** Start of MATERIAL SUPPLIED **
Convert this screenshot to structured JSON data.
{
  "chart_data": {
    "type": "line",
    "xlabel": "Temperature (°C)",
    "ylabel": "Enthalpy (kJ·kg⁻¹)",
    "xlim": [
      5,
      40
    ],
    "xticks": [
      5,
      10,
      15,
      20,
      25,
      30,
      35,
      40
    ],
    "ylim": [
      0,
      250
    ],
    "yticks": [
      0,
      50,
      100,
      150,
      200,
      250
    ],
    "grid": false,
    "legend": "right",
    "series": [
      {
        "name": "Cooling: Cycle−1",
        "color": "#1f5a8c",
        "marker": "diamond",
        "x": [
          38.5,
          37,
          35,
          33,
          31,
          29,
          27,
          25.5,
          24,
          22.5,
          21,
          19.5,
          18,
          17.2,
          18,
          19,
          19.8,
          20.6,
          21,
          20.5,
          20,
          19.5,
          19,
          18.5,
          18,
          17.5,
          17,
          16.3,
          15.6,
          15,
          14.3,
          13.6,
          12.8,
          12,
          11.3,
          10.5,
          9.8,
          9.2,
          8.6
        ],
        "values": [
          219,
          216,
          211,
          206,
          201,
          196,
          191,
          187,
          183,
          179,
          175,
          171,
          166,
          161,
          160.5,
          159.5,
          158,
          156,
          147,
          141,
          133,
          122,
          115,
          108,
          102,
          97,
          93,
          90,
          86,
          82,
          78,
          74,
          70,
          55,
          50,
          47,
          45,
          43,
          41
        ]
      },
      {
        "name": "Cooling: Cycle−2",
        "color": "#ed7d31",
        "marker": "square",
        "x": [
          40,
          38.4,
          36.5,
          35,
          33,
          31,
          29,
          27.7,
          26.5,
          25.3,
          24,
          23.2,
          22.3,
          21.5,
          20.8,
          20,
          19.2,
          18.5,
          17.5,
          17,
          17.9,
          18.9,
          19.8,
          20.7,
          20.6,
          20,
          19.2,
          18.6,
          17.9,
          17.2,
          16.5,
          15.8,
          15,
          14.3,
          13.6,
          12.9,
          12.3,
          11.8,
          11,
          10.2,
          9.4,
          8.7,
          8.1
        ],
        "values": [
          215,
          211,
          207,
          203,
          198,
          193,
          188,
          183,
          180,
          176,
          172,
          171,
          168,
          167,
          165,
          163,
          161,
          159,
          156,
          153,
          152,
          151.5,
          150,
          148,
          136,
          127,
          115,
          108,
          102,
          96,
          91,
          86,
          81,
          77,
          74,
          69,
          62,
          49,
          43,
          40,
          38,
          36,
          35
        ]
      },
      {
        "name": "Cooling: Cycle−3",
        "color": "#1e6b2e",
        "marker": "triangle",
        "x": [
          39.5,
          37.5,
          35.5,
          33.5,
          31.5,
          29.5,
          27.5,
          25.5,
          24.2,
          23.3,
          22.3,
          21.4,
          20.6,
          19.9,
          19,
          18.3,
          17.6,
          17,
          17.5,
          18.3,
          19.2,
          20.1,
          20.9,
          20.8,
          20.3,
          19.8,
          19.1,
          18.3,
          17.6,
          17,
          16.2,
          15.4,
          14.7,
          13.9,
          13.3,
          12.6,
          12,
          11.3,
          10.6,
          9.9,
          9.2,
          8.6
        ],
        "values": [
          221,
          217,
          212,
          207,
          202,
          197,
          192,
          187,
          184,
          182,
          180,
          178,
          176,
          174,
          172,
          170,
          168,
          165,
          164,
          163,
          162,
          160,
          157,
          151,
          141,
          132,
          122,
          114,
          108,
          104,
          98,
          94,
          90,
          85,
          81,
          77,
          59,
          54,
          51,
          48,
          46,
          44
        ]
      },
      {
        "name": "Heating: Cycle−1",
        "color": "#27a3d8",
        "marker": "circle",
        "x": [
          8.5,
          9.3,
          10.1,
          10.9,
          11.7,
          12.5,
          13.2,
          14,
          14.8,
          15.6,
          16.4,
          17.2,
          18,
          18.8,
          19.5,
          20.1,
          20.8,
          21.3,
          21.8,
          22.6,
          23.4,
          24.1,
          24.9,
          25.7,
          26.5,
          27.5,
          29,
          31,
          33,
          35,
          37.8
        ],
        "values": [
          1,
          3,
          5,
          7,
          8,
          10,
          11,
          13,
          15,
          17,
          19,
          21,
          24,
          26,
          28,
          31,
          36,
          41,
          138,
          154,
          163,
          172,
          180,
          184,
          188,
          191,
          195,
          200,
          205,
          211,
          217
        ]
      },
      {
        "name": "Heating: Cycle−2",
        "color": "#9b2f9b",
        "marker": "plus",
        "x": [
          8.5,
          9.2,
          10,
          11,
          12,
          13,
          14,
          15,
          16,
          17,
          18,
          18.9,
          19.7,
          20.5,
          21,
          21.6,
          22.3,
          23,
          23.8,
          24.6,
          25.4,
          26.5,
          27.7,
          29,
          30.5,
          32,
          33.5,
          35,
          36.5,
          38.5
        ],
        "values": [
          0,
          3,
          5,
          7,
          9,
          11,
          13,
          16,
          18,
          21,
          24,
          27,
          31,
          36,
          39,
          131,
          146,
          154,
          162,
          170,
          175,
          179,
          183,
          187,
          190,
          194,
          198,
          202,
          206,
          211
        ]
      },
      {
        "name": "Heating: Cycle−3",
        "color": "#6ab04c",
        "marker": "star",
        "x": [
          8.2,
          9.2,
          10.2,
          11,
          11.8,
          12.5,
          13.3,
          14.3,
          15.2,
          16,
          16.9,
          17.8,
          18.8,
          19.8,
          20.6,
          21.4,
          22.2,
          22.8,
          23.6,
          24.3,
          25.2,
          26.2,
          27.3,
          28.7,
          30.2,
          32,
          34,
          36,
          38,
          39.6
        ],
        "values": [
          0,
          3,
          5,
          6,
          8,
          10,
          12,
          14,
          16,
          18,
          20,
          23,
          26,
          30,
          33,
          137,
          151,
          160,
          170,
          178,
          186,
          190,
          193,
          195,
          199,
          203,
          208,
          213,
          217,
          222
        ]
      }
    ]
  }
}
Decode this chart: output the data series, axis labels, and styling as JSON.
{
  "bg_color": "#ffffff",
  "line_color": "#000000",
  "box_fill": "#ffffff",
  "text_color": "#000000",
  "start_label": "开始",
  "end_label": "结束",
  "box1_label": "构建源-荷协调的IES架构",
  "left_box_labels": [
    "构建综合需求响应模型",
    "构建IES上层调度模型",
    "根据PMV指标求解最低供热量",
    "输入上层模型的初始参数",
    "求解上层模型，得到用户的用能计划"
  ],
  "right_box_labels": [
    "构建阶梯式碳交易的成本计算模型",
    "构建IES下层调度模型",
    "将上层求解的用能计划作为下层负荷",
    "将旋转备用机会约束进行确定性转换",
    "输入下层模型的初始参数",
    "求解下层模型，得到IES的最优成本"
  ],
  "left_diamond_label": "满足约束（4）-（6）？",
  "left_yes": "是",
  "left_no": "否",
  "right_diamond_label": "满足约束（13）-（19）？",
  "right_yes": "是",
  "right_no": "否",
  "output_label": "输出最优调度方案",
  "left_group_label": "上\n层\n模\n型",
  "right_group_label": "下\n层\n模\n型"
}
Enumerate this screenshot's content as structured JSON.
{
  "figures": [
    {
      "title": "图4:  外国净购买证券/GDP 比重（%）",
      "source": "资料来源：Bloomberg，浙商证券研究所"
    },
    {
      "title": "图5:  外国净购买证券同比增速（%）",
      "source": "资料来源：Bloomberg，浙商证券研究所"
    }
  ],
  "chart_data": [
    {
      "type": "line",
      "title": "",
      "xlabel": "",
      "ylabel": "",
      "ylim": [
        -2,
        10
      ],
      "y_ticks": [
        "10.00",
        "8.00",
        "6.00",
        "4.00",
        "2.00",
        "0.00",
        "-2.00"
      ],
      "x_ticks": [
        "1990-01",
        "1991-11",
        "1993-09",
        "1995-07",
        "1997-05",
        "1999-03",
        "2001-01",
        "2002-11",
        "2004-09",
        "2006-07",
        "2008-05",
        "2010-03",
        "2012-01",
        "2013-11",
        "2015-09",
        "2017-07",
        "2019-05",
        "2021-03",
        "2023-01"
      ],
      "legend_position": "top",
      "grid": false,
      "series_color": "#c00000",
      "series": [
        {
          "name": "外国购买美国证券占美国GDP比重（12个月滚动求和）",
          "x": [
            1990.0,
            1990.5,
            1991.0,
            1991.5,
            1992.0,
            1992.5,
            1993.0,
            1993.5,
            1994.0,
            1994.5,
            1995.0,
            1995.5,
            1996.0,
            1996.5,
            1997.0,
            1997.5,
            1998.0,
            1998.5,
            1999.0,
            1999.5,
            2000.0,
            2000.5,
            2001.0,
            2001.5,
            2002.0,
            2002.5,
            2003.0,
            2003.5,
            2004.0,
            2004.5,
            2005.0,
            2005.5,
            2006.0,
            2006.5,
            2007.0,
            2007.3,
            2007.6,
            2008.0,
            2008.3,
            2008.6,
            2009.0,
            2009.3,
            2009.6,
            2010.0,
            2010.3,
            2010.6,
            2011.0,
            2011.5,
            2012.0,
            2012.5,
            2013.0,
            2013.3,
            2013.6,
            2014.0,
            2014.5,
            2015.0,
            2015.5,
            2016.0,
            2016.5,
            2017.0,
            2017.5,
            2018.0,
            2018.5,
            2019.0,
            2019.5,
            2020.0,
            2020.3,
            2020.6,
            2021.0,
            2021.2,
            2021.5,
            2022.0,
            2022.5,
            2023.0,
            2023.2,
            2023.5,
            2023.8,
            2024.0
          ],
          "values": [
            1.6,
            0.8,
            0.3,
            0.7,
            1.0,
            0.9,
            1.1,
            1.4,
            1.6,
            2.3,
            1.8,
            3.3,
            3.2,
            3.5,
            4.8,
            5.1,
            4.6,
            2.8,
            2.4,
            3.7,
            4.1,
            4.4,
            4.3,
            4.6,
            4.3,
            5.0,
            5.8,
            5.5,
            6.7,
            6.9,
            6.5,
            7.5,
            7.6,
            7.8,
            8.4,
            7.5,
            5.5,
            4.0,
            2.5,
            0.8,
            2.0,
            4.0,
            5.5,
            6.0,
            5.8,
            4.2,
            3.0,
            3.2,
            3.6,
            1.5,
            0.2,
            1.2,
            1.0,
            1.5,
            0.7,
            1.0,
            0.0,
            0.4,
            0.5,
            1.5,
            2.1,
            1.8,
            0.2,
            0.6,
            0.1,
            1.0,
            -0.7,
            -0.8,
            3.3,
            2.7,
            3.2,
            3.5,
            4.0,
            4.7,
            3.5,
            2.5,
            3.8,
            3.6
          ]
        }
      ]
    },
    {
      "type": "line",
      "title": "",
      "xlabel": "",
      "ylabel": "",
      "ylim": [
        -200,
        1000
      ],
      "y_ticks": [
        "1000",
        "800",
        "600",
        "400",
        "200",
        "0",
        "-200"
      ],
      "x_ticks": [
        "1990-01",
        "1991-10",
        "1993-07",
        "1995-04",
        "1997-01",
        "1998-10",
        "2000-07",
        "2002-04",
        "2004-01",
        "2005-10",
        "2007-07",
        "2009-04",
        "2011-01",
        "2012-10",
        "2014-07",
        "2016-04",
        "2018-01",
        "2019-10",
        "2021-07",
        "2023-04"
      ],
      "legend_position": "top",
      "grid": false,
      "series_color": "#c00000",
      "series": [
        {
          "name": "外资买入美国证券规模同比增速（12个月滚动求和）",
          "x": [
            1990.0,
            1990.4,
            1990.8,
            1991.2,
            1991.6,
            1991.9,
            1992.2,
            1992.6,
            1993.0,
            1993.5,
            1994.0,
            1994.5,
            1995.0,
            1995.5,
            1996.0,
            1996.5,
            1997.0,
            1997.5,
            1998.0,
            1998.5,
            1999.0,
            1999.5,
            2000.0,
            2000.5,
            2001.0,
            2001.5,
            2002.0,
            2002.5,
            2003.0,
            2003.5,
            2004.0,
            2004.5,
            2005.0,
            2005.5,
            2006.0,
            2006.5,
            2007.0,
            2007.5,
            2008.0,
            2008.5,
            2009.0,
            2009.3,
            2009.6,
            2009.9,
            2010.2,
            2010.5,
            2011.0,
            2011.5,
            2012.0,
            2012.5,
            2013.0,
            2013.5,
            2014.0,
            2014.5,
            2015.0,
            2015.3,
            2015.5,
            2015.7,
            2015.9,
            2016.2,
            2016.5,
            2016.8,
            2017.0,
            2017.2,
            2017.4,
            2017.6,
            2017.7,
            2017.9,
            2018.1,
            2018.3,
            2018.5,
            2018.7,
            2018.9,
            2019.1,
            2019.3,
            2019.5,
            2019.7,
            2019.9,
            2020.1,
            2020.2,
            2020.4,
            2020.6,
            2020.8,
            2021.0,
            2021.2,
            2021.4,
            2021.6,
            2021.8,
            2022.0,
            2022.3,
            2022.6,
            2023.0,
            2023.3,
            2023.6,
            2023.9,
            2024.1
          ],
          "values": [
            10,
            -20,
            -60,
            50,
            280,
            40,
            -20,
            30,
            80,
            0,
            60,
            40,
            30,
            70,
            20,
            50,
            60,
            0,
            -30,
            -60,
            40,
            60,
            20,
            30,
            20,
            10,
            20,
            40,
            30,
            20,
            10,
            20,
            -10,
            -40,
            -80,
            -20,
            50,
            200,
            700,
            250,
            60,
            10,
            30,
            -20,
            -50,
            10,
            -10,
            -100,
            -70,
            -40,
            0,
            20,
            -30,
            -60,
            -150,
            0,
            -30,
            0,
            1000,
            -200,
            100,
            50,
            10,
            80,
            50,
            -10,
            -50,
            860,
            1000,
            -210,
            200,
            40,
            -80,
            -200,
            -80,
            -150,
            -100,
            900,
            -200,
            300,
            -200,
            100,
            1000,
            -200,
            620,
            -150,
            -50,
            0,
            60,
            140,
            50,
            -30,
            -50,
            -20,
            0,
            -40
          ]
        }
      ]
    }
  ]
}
** End of MATERIAL SUPPLIED **
[WRITTEN EXERCISE] From the entries above, select each line containing the string "structured".

[RESPONSE TO THE TASK]
Convert this screenshot to structured JSON data.
Enumerate this screenshot's content as structured JSON.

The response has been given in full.